• _WHAT THIS TASK INVOLVES_
Check each line of the listing for the word "учреждениями" and report how many lines contain it, giving nothing but the number.

• _INPUT MATERIAL_
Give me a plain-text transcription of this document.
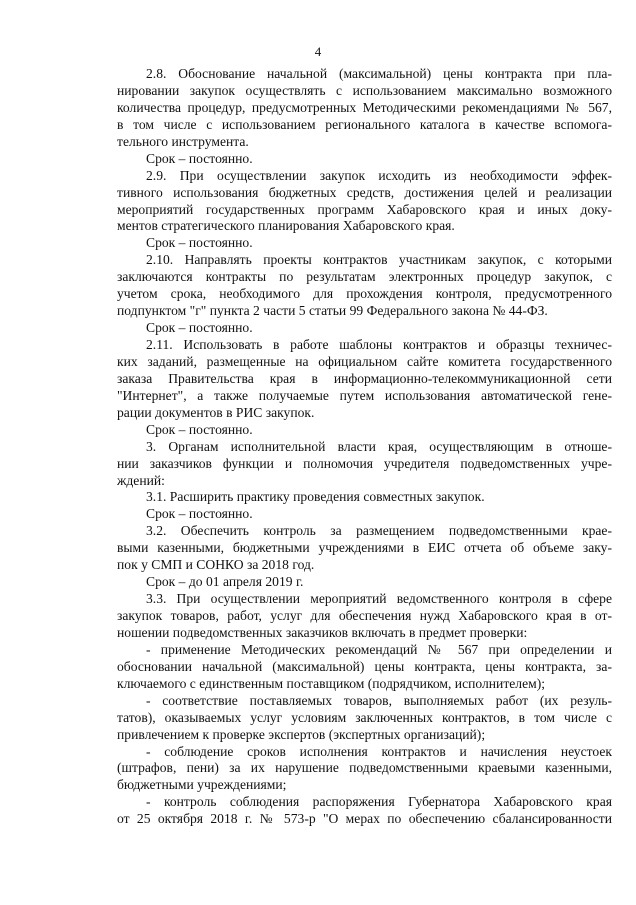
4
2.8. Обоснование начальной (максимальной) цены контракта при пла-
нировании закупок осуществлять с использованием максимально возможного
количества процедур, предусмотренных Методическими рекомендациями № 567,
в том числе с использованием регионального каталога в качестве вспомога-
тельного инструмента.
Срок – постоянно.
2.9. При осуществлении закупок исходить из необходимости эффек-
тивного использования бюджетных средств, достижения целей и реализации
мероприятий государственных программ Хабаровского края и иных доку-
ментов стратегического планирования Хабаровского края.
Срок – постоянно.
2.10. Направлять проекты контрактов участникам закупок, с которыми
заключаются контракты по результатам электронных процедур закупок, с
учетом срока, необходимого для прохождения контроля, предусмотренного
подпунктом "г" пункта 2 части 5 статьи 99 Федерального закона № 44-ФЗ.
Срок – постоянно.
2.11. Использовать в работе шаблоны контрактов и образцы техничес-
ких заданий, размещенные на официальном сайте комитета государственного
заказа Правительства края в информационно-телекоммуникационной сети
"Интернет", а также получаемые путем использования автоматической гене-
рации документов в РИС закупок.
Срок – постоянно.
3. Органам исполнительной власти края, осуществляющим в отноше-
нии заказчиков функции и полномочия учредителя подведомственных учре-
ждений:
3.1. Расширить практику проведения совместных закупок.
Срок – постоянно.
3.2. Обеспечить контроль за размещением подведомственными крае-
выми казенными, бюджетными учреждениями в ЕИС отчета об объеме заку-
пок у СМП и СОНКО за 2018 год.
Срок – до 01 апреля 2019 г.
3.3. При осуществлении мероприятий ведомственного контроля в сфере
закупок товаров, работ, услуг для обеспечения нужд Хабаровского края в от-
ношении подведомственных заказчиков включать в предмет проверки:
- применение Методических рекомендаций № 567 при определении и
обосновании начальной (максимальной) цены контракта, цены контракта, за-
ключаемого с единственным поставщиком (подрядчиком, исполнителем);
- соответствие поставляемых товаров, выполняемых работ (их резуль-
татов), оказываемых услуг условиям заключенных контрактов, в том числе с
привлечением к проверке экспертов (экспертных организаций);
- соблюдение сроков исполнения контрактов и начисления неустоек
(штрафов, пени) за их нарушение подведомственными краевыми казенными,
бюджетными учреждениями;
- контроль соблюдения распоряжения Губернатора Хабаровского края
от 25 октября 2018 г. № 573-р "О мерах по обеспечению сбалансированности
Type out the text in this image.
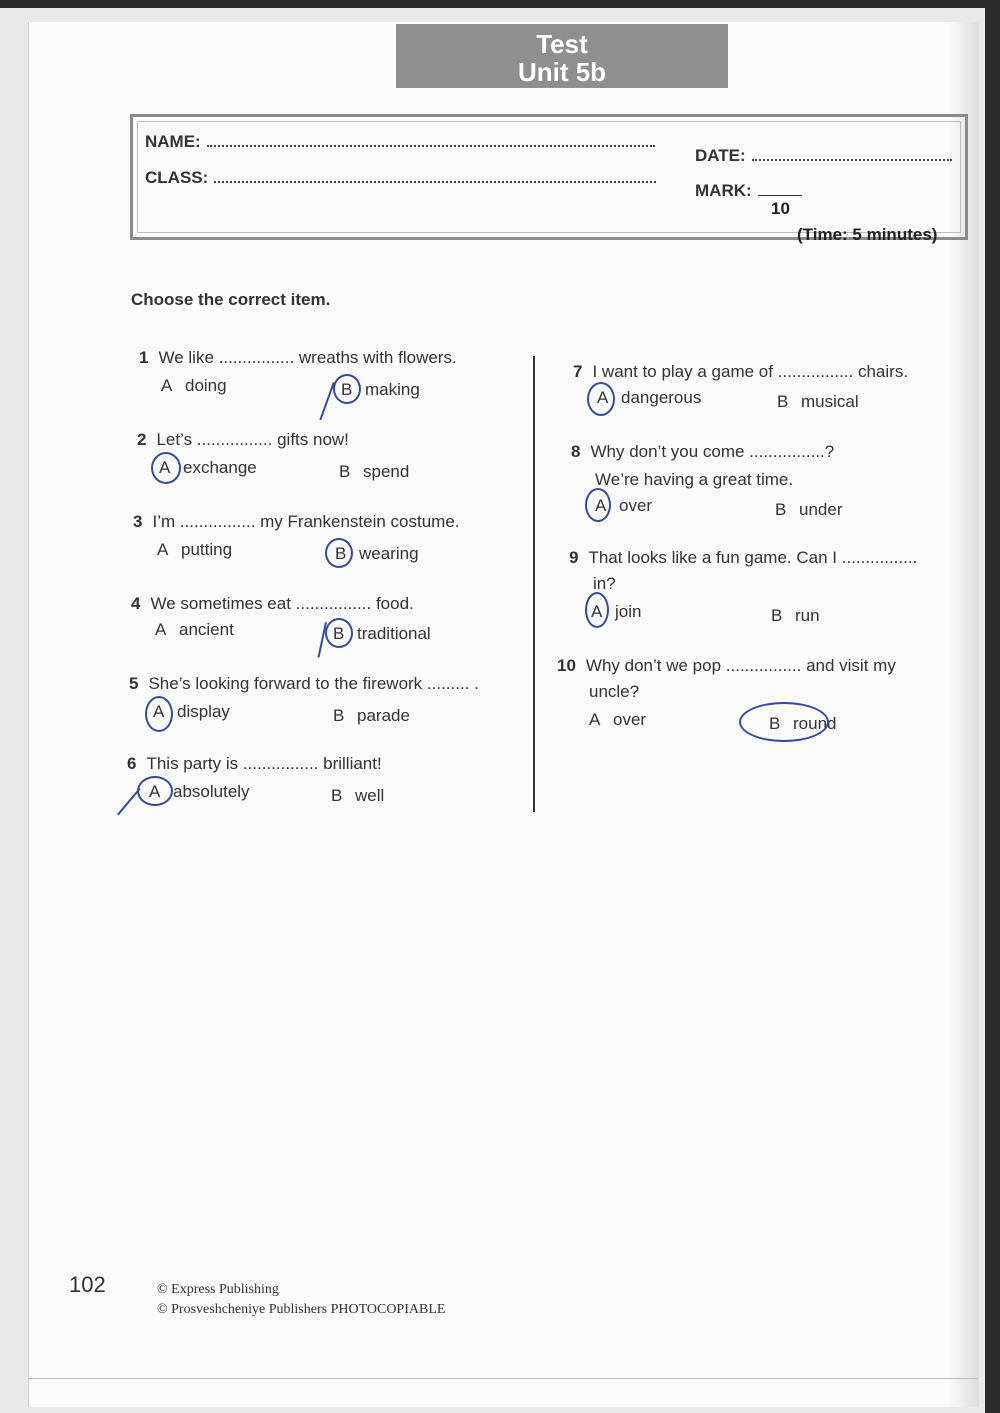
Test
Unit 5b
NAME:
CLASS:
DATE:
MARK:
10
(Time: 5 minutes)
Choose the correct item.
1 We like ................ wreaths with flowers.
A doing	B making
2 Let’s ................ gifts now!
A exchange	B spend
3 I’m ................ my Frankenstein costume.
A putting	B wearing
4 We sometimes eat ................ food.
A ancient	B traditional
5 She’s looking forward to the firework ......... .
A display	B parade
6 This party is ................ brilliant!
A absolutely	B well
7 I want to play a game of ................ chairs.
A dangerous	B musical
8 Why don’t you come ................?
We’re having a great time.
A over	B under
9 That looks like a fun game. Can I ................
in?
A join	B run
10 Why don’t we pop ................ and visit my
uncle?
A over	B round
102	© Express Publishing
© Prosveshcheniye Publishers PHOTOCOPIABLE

• _WORKED ANSWER_
2